*Goal*.
In the records that follow, show each line where the word "Mold" is present.

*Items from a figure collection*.
·····

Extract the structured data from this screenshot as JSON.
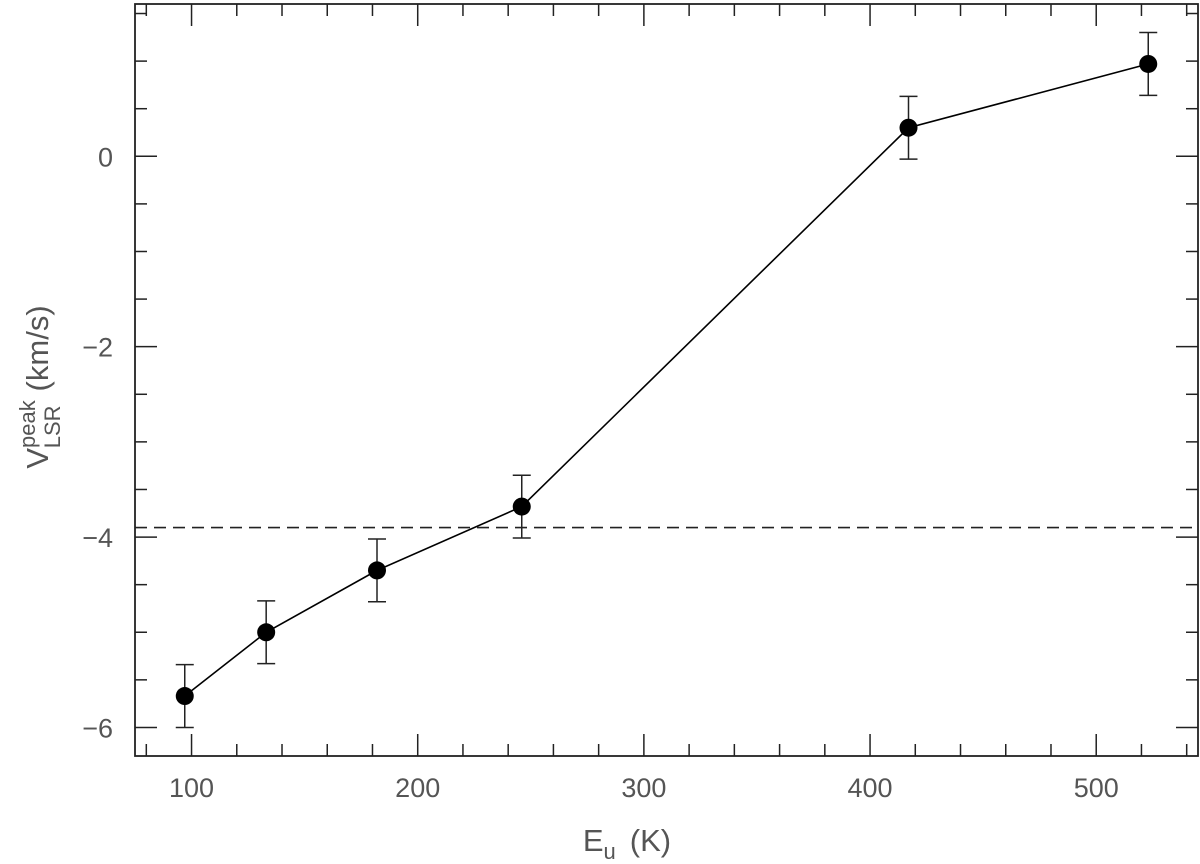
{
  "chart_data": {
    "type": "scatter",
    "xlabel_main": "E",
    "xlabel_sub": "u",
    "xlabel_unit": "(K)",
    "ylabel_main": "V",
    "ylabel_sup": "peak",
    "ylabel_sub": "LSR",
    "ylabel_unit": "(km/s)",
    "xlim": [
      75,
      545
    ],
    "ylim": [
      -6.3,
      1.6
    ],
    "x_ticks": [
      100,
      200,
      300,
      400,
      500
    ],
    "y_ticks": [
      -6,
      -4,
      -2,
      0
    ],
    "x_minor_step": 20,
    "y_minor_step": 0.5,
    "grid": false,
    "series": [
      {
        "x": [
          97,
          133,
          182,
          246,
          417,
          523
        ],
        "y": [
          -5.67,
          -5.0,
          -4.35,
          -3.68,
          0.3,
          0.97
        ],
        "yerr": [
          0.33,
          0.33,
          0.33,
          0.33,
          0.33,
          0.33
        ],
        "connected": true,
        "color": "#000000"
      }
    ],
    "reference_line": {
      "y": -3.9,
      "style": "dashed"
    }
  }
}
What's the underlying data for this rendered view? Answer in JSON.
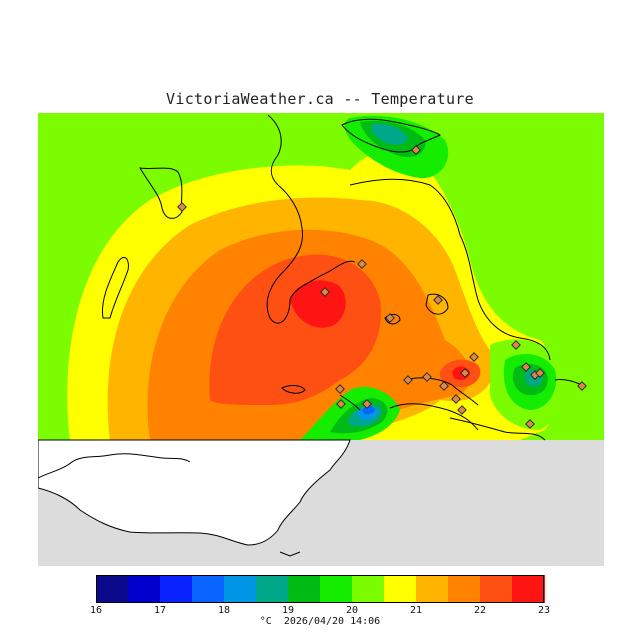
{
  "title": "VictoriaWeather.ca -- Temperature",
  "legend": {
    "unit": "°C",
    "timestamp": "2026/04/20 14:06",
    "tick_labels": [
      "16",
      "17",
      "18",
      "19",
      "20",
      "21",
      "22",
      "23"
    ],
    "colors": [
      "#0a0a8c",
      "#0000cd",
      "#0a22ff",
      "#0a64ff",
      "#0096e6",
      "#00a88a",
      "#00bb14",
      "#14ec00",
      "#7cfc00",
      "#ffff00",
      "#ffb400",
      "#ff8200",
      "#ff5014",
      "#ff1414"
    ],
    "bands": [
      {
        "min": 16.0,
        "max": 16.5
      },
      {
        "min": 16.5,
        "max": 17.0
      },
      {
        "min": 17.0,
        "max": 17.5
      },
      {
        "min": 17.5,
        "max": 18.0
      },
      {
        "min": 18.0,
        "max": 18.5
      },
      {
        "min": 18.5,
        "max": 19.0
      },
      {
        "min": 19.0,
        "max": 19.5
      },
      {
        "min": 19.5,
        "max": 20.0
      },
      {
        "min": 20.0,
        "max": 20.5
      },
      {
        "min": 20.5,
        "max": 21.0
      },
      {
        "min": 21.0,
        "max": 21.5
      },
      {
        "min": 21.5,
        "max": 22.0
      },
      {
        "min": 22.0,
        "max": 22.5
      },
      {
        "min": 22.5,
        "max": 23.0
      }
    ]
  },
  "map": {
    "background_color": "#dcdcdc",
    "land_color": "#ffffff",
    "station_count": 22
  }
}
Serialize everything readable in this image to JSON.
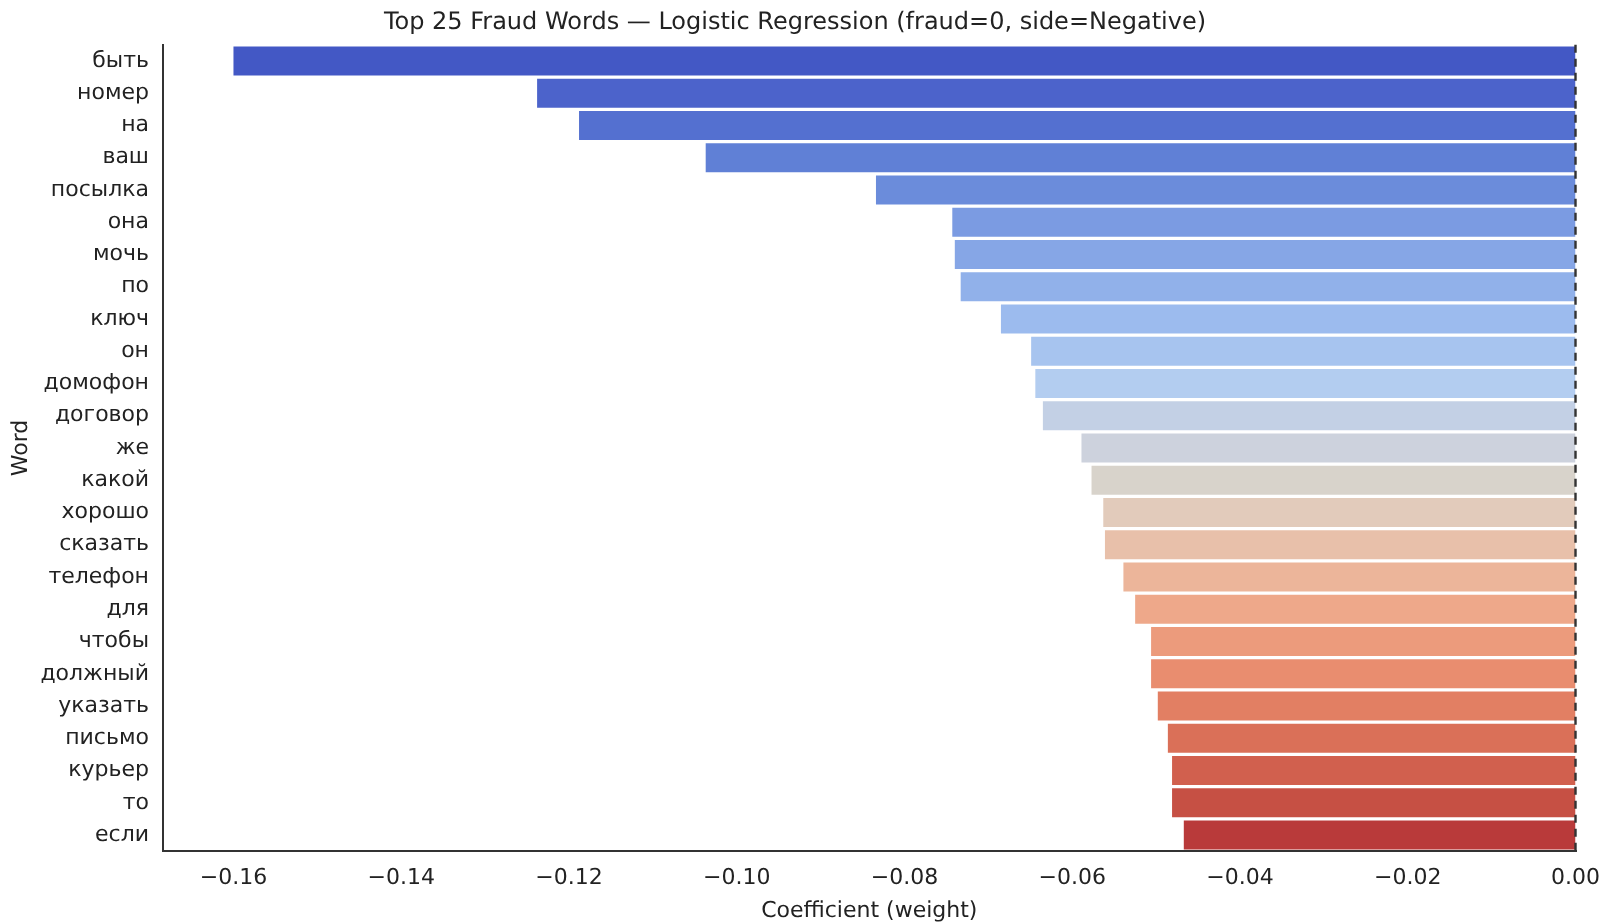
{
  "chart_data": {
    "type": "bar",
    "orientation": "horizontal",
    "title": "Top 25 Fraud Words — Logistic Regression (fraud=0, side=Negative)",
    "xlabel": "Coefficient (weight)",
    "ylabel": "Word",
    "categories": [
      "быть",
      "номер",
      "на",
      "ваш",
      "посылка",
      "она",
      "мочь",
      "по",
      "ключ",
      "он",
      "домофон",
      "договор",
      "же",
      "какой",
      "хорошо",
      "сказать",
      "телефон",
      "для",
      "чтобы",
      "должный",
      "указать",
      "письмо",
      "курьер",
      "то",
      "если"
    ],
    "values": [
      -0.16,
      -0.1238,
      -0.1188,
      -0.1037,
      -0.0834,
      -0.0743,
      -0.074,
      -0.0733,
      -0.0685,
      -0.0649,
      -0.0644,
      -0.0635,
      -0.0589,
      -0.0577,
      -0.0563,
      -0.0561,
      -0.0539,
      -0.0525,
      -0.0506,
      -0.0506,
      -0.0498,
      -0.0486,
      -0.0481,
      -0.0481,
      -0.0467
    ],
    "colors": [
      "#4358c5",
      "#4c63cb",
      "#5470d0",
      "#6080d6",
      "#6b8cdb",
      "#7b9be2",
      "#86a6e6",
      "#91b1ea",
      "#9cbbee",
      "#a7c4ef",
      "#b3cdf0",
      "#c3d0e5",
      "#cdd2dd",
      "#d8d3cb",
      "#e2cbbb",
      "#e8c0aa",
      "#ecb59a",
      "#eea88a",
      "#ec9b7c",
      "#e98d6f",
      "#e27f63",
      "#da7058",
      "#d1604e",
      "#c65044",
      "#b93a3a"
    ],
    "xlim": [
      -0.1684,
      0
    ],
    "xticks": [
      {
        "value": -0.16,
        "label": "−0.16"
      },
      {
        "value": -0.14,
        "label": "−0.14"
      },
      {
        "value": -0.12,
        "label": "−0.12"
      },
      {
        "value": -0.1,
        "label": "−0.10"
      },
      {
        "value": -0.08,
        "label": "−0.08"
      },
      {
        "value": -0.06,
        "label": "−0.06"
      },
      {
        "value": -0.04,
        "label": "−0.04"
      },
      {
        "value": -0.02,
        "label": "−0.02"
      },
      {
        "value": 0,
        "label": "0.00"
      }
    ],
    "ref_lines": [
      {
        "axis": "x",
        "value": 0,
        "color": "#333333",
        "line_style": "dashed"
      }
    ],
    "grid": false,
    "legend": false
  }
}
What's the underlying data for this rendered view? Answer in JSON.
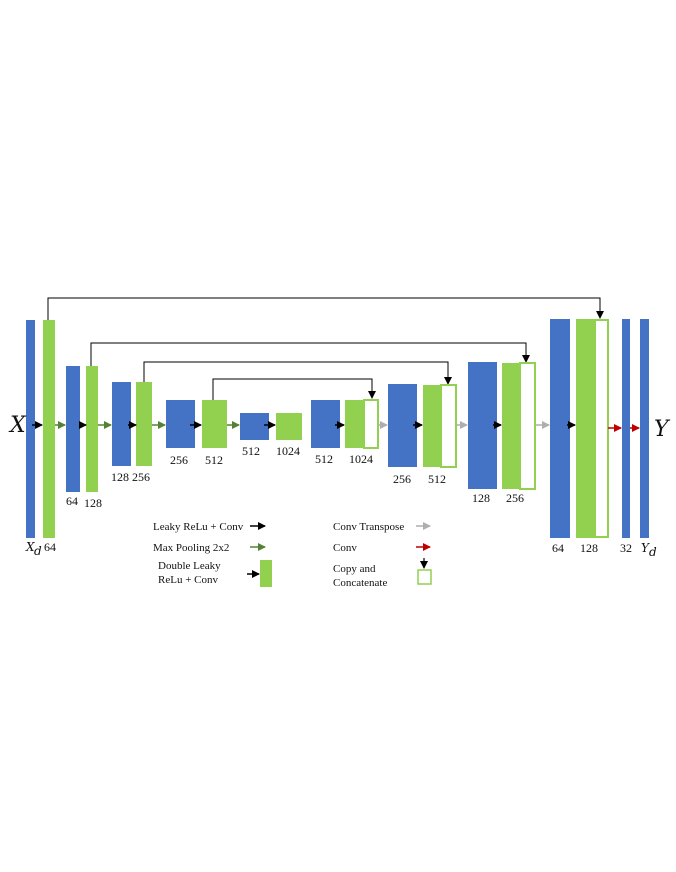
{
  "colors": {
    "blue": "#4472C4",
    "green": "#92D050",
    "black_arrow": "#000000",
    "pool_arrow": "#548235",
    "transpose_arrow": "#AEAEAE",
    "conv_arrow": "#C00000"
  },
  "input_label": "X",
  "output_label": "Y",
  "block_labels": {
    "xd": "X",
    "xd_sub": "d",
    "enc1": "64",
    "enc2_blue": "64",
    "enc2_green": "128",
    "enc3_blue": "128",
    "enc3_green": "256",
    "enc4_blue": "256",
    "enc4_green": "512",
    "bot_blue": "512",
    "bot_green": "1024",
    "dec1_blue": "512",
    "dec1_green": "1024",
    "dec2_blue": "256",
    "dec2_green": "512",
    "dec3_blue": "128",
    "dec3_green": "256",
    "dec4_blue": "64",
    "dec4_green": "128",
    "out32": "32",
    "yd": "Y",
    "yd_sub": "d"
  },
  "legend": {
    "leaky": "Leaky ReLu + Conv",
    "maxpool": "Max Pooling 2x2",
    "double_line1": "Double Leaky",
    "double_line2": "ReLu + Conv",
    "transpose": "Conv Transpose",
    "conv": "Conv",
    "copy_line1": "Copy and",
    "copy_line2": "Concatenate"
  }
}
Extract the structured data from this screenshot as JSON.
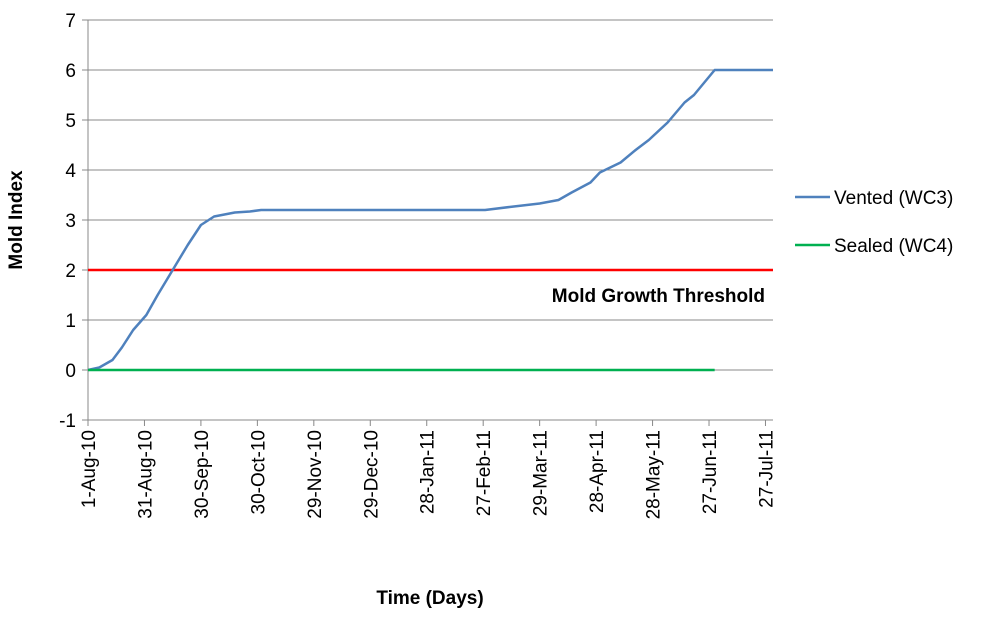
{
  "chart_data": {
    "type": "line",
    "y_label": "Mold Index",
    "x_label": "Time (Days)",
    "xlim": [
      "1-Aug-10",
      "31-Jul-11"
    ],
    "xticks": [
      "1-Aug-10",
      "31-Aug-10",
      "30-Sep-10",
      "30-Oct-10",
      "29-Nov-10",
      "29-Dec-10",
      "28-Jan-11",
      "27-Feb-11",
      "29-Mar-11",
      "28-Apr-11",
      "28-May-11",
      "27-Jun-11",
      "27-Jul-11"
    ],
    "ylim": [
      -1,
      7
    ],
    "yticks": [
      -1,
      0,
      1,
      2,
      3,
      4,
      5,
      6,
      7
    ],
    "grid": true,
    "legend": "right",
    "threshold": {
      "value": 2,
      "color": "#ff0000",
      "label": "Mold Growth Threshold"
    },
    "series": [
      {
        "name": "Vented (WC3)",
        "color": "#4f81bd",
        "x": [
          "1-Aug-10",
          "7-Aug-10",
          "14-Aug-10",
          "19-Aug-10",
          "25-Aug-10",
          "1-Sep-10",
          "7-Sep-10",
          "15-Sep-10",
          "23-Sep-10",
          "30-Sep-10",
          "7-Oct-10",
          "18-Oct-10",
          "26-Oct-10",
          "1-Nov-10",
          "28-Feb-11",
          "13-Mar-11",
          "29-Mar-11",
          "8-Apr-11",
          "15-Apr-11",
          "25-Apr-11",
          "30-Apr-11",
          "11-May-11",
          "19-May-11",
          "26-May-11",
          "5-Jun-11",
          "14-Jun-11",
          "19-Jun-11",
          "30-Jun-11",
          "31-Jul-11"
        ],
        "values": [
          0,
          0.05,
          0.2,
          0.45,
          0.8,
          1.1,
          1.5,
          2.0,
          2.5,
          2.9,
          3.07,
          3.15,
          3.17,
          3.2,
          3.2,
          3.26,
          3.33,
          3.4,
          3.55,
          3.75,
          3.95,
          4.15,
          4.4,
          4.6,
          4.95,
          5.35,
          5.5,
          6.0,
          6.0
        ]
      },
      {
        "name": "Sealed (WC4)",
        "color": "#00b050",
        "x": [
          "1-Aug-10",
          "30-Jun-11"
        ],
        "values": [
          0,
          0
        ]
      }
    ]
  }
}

·····

*Solution for this task*.
    "y_label": "Mold Index",
      "label": "Mold Growth Threshold"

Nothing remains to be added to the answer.